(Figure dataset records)
#####

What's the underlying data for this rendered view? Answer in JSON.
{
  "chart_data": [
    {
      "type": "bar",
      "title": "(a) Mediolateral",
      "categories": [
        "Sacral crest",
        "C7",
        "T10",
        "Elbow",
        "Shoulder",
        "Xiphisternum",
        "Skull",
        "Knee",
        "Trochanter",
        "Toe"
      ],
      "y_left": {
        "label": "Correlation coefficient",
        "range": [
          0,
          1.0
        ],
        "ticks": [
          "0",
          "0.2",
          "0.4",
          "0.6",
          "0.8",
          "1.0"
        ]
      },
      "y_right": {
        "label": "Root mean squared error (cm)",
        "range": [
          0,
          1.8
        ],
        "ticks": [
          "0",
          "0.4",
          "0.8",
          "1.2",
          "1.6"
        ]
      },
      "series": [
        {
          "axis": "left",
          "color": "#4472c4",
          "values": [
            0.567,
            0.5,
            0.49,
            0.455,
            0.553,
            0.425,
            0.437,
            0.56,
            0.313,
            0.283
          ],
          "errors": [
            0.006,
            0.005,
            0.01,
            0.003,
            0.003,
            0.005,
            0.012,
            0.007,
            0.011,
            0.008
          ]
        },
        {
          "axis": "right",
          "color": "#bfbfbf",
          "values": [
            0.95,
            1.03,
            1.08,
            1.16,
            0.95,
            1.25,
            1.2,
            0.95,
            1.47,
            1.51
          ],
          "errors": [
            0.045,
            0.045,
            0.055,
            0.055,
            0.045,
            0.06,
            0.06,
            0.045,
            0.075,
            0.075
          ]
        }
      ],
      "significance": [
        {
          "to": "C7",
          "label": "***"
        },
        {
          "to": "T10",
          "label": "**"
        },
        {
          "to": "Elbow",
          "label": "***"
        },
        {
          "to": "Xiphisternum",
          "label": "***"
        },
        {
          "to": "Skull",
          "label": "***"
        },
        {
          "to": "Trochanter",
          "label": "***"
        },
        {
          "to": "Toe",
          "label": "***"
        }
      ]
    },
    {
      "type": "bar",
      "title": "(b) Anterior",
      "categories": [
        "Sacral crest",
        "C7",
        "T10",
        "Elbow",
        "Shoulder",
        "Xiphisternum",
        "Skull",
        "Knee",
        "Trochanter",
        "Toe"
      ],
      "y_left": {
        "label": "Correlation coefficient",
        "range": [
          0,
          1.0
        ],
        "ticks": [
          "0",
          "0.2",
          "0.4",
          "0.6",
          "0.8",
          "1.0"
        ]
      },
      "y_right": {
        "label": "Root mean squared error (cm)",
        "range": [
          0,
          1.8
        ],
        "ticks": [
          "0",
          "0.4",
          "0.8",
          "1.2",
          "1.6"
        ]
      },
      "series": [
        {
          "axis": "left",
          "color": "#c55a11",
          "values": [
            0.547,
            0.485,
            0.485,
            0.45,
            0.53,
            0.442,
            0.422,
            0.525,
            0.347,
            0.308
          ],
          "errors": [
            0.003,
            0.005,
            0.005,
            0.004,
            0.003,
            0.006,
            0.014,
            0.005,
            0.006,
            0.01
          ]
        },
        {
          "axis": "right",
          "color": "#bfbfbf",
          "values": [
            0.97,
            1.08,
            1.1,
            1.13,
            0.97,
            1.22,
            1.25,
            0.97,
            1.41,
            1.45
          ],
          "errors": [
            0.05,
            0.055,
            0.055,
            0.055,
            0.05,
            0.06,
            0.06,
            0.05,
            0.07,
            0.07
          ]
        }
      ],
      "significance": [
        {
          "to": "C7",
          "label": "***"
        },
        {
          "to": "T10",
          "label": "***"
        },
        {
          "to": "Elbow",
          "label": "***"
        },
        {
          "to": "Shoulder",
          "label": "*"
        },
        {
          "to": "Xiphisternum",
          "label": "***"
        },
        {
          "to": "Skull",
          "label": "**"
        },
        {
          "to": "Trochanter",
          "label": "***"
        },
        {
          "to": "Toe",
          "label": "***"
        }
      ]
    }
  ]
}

#####

**Task instructions:** Return all of the data word for word.

**Solution to the problem:**
What's the underlying data for this rendered view? Answer in JSON.
{
  "chart_data": [
    {
      "type": "bar",
      "title": "(a) Mediolateral",
      "categories": [
        "Sacral crest",
        "C7",
        "T10",
        "Elbow",
        "Shoulder",
        "Xiphisternum",
        "Skull",
        "Knee",
        "Trochanter",
        "Toe"
      ],
      "y_left": {
        "label": "Correlation coefficient",
        "range": [
          0,
          1.0
        ],
        "ticks": [
          "0",
          "0.2",
          "0.4",
          "0.6",
          "0.8",
          "1.0"
        ]
      },
      "y_right": {
        "label": "Root mean squared error (cm)",
        "range": [
          0,
          1.8
        ],
        "ticks": [
          "0",
          "0.4",
          "0.8",
          "1.2",
          "1.6"
        ]
      },
      "series": [
        {
          "axis": "left",
          "color": "#4472c4",
          "values": [
            0.567,
            0.5,
            0.49,
            0.455,
            0.553,
            0.425,
            0.437,
            0.56,
            0.313,
            0.283
          ],
          "errors": [
            0.006,
            0.005,
            0.01,
            0.003,
            0.003,
            0.005,
            0.012,
            0.007,
            0.011,
            0.008
          ]
        },
        {
          "axis": "right",
          "color": "#bfbfbf",
          "values": [
            0.95,
            1.03,
            1.08,
            1.16,
            0.95,
            1.25,
            1.2,
            0.95,
            1.47,
            1.51
          ],
          "errors": [
            0.045,
            0.045,
            0.055,
            0.055,
            0.045,
            0.06,
            0.06,
            0.045,
            0.075,
            0.075
          ]
        }
      ],
      "significance": [
        {
          "to": "C7",
          "label": "***"
        },
        {
          "to": "T10",
          "label": "**"
        },
        {
          "to": "Elbow",
          "label": "***"
        },
        {
          "to": "Xiphisternum",
          "label": "***"
        },
        {
          "to": "Skull",
          "label": "***"
        },
        {
          "to": "Trochanter",
          "label": "***"
        },
        {
          "to": "Toe",
          "label": "***"
        }
      ]
    },
    {
      "type": "bar",
      "title": "(b) Anterior",
      "categories": [
        "Sacral crest",
        "C7",
        "T10",
        "Elbow",
        "Shoulder",
        "Xiphisternum",
        "Skull",
        "Knee",
        "Trochanter",
        "Toe"
      ],
      "y_left": {
        "label": "Correlation coefficient",
        "range": [
          0,
          1.0
        ],
        "ticks": [
          "0",
          "0.2",
          "0.4",
          "0.6",
          "0.8",
          "1.0"
        ]
      },
      "y_right": {
        "label": "Root mean squared error (cm)",
        "range": [
          0,
          1.8
        ],
        "ticks": [
          "0",
          "0.4",
          "0.8",
          "1.2",
          "1.6"
        ]
      },
      "series": [
        {
          "axis": "left",
          "color": "#c55a11",
          "values": [
            0.547,
            0.485,
            0.485,
            0.45,
            0.53,
            0.442,
            0.422,
            0.525,
            0.347,
            0.308
          ],
          "errors": [
            0.003,
            0.005,
            0.005,
            0.004,
            0.003,
            0.006,
            0.014,
            0.005,
            0.006,
            0.01
          ]
        },
        {
          "axis": "right",
          "color": "#bfbfbf",
          "values": [
            0.97,
            1.08,
            1.1,
            1.13,
            0.97,
            1.22,
            1.25,
            0.97,
            1.41,
            1.45
          ],
          "errors": [
            0.05,
            0.055,
            0.055,
            0.055,
            0.05,
            0.06,
            0.06,
            0.05,
            0.07,
            0.07
          ]
        }
      ],
      "significance": [
        {
          "to": "C7",
          "label": "***"
        },
        {
          "to": "T10",
          "label": "***"
        },
        {
          "to": "Elbow",
          "label": "***"
        },
        {
          "to": "Shoulder",
          "label": "*"
        },
        {
          "to": "Xiphisternum",
          "label": "***"
        },
        {
          "to": "Skull",
          "label": "**"
        },
        {
          "to": "Trochanter",
          "label": "***"
        },
        {
          "to": "Toe",
          "label": "***"
        }
      ]
    }
  ]
}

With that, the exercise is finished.